Goal: Please return the full listing below without altering anything.

Data listing
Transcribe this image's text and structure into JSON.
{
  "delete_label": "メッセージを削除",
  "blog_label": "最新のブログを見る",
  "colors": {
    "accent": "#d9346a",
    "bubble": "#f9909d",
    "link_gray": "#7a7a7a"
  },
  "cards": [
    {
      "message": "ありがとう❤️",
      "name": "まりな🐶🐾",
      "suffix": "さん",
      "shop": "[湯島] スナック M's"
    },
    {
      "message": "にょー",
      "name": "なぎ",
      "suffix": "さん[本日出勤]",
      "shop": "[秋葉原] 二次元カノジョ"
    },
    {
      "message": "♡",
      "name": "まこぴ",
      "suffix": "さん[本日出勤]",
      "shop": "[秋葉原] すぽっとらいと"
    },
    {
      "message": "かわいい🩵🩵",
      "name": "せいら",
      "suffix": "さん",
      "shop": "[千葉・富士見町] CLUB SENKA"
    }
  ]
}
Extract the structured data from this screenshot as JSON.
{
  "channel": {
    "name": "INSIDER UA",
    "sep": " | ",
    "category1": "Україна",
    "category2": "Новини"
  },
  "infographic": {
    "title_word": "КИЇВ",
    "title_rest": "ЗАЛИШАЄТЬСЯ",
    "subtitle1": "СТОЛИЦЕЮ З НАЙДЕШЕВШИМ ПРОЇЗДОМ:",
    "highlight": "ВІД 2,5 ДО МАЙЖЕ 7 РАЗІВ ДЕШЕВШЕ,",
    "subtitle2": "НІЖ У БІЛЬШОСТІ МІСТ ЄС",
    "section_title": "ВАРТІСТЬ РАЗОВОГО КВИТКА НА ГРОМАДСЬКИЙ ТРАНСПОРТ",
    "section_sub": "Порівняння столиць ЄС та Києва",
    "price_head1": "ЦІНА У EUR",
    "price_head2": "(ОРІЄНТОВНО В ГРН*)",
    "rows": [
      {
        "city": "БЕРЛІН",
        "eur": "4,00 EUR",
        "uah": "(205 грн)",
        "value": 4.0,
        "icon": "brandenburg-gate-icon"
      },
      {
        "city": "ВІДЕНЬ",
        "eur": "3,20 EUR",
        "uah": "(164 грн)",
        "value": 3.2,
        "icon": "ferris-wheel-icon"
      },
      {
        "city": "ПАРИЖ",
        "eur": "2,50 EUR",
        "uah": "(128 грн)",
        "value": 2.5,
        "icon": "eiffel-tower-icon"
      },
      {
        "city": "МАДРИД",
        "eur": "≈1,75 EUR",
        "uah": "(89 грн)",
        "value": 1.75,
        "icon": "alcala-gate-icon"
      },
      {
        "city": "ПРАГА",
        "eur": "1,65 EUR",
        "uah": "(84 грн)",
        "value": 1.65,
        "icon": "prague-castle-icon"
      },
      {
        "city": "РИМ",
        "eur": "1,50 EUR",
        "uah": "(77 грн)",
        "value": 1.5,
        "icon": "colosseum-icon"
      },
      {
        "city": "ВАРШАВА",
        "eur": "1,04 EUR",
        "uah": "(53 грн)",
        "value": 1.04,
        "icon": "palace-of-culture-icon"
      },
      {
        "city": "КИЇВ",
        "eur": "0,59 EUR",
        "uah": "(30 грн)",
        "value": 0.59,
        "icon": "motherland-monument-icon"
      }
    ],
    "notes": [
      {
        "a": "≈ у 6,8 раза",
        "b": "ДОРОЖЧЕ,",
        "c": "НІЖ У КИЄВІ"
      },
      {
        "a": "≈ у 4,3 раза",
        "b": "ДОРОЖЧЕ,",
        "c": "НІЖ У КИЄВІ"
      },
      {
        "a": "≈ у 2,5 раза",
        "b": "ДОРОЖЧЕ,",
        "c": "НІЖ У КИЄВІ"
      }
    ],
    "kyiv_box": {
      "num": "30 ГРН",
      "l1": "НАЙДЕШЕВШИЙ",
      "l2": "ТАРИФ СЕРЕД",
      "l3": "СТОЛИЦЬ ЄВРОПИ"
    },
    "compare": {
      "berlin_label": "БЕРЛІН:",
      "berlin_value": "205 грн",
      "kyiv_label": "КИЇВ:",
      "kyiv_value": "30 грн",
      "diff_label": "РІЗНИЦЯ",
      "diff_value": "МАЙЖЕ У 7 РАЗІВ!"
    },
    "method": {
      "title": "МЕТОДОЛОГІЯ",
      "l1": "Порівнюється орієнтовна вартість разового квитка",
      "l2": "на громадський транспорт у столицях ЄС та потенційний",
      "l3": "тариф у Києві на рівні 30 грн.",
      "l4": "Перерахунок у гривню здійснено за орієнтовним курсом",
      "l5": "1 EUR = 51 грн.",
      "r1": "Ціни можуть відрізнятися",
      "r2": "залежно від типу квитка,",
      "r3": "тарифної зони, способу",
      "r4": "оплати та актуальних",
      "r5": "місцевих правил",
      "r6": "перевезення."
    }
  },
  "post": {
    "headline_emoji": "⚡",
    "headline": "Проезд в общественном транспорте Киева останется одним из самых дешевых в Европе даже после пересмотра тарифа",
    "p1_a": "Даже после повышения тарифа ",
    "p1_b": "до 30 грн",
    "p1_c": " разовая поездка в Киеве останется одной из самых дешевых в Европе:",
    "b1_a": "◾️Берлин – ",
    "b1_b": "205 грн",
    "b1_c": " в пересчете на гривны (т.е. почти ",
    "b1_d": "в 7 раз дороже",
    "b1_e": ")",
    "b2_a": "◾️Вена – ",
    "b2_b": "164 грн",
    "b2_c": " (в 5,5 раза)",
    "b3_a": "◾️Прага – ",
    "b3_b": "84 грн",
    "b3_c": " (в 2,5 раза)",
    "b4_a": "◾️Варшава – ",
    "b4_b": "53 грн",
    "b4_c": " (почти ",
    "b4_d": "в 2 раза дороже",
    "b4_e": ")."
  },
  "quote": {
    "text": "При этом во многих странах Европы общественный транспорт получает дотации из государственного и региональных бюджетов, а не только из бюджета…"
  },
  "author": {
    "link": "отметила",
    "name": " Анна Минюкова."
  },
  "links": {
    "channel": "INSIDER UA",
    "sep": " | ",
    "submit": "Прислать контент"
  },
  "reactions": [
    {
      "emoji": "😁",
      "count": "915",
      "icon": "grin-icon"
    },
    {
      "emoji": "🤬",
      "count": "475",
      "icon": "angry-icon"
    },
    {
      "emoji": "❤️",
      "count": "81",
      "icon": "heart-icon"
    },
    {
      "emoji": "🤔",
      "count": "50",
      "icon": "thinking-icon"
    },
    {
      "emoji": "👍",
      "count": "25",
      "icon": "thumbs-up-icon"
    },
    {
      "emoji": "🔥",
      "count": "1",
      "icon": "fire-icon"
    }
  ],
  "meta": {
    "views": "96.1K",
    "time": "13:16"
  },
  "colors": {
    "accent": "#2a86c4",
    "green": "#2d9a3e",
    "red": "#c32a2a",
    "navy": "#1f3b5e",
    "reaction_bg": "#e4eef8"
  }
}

Solution to the exercise:
Transcribe this image's text and structure into JSON.
{
  "delete_label": "メッセージを削除",
  "blog_label": "最新のブログを見る",
  "colors": {
    "accent": "#d9346a",
    "bubble": "#f9909d",
    "link_gray": "#7a7a7a"
  },
  "cards": [
    {
      "message": "ありがとう❤️",
      "name": "まりな🐶🐾",
      "suffix": "さん",
      "shop": "[湯島] スナック M's"
    },
    {
      "message": "にょー",
      "name": "なぎ",
      "suffix": "さん[本日出勤]",
      "shop": "[秋葉原] 二次元カノジョ"
    },
    {
      "message": "♡",
      "name": "まこぴ",
      "suffix": "さん[本日出勤]",
      "shop": "[秋葉原] すぽっとらいと"
    },
    {
      "message": "かわいい🩵🩵",
      "name": "せいら",
      "suffix": "さん",
      "shop": "[千葉・富士見町] CLUB SENKA"
    }
  ]
}
Extract the structured data from this screenshot as JSON.
{
  "channel": {
    "name": "INSIDER UA",
    "sep": " | ",
    "category1": "Україна",
    "category2": "Новини"
  },
  "infographic": {
    "title_word": "КИЇВ",
    "title_rest": "ЗАЛИШАЄТЬСЯ",
    "subtitle1": "СТОЛИЦЕЮ З НАЙДЕШЕВШИМ ПРОЇЗДОМ:",
    "highlight": "ВІД 2,5 ДО МАЙЖЕ 7 РАЗІВ ДЕШЕВШЕ,",
    "subtitle2": "НІЖ У БІЛЬШОСТІ МІСТ ЄС",
    "section_title": "ВАРТІСТЬ РАЗОВОГО КВИТКА НА ГРОМАДСЬКИЙ ТРАНСПОРТ",
    "section_sub": "Порівняння столиць ЄС та Києва",
    "price_head1": "ЦІНА У EUR",
    "price_head2": "(ОРІЄНТОВНО В ГРН*)",
    "rows": [
      {
        "city": "БЕРЛІН",
        "eur": "4,00 EUR",
        "uah": "(205 грн)",
        "value": 4.0,
        "icon": "brandenburg-gate-icon"
      },
      {
        "city": "ВІДЕНЬ",
        "eur": "3,20 EUR",
        "uah": "(164 грн)",
        "value": 3.2,
        "icon": "ferris-wheel-icon"
      },
      {
        "city": "ПАРИЖ",
        "eur": "2,50 EUR",
        "uah": "(128 грн)",
        "value": 2.5,
        "icon": "eiffel-tower-icon"
      },
      {
        "city": "МАДРИД",
        "eur": "≈1,75 EUR",
        "uah": "(89 грн)",
        "value": 1.75,
        "icon": "alcala-gate-icon"
      },
      {
        "city": "ПРАГА",
        "eur": "1,65 EUR",
        "uah": "(84 грн)",
        "value": 1.65,
        "icon": "prague-castle-icon"
      },
      {
        "city": "РИМ",
        "eur": "1,50 EUR",
        "uah": "(77 грн)",
        "value": 1.5,
        "icon": "colosseum-icon"
      },
      {
        "city": "ВАРШАВА",
        "eur": "1,04 EUR",
        "uah": "(53 грн)",
        "value": 1.04,
        "icon": "palace-of-culture-icon"
      },
      {
        "city": "КИЇВ",
        "eur": "0,59 EUR",
        "uah": "(30 грн)",
        "value": 0.59,
        "icon": "motherland-monument-icon"
      }
    ],
    "notes": [
      {
        "a": "≈ у 6,8 раза",
        "b": "ДОРОЖЧЕ,",
        "c": "НІЖ У КИЄВІ"
      },
      {
        "a": "≈ у 4,3 раза",
        "b": "ДОРОЖЧЕ,",
        "c": "НІЖ У КИЄВІ"
      },
      {
        "a": "≈ у 2,5 раза",
        "b": "ДОРОЖЧЕ,",
        "c": "НІЖ У КИЄВІ"
      }
    ],
    "kyiv_box": {
      "num": "30 ГРН",
      "l1": "НАЙДЕШЕВШИЙ",
      "l2": "ТАРИФ СЕРЕД",
      "l3": "СТОЛИЦЬ ЄВРОПИ"
    },
    "compare": {
      "berlin_label": "БЕРЛІН:",
      "berlin_value": "205 грн",
      "kyiv_label": "КИЇВ:",
      "kyiv_value": "30 грн",
      "diff_label": "РІЗНИЦЯ",
      "diff_value": "МАЙЖЕ У 7 РАЗІВ!"
    },
    "method": {
      "title": "МЕТОДОЛОГІЯ",
      "l1": "Порівнюється орієнтовна вартість разового квитка",
      "l2": "на громадський транспорт у столицях ЄС та потенційний",
      "l3": "тариф у Києві на рівні 30 грн.",
      "l4": "Перерахунок у гривню здійснено за орієнтовним курсом",
      "l5": "1 EUR = 51 грн.",
      "r1": "Ціни можуть відрізнятися",
      "r2": "залежно від типу квитка,",
      "r3": "тарифної зони, способу",
      "r4": "оплати та актуальних",
      "r5": "місцевих правил",
      "r6": "перевезення."
    }
  },
  "post": {
    "headline_emoji": "⚡",
    "headline": "Проезд в общественном транспорте Киева останется одним из самых дешевых в Европе даже после пересмотра тарифа",
    "p1_a": "Даже после повышения тарифа ",
    "p1_b": "до 30 грн",
    "p1_c": " разовая поездка в Киеве останется одной из самых дешевых в Европе:",
    "b1_a": "◾️Берлин – ",
    "b1_b": "205 грн",
    "b1_c": " в пересчете на гривны (т.е. почти ",
    "b1_d": "в 7 раз дороже",
    "b1_e": ")",
    "b2_a": "◾️Вена – ",
    "b2_b": "164 грн",
    "b2_c": " (в 5,5 раза)",
    "b3_a": "◾️Прага – ",
    "b3_b": "84 грн",
    "b3_c": " (в 2,5 раза)",
    "b4_a": "◾️Варшава – ",
    "b4_b": "53 грн",
    "b4_c": " (почти ",
    "b4_d": "в 2 раза дороже",
    "b4_e": ")."
  },
  "quote": {
    "text": "При этом во многих странах Европы общественный транспорт получает дотации из государственного и региональных бюджетов, а не только из бюджета…"
  },
  "author": {
    "link": "отметила",
    "name": " Анна Минюкова."
  },
  "links": {
    "channel": "INSIDER UA",
    "sep": " | ",
    "submit": "Прислать контент"
  },
  "reactions": [
    {
      "emoji": "😁",
      "count": "915",
      "icon": "grin-icon"
    },
    {
      "emoji": "🤬",
      "count": "475",
      "icon": "angry-icon"
    },
    {
      "emoji": "❤️",
      "count": "81",
      "icon": "heart-icon"
    },
    {
      "emoji": "🤔",
      "count": "50",
      "icon": "thinking-icon"
    },
    {
      "emoji": "👍",
      "count": "25",
      "icon": "thumbs-up-icon"
    },
    {
      "emoji": "🔥",
      "count": "1",
      "icon": "fire-icon"
    }
  ],
  "meta": {
    "views": "96.1K",
    "time": "13:16"
  },
  "colors": {
    "accent": "#2a86c4",
    "green": "#2d9a3e",
    "red": "#c32a2a",
    "navy": "#1f3b5e",
    "reaction_bg": "#e4eef8"
  }
}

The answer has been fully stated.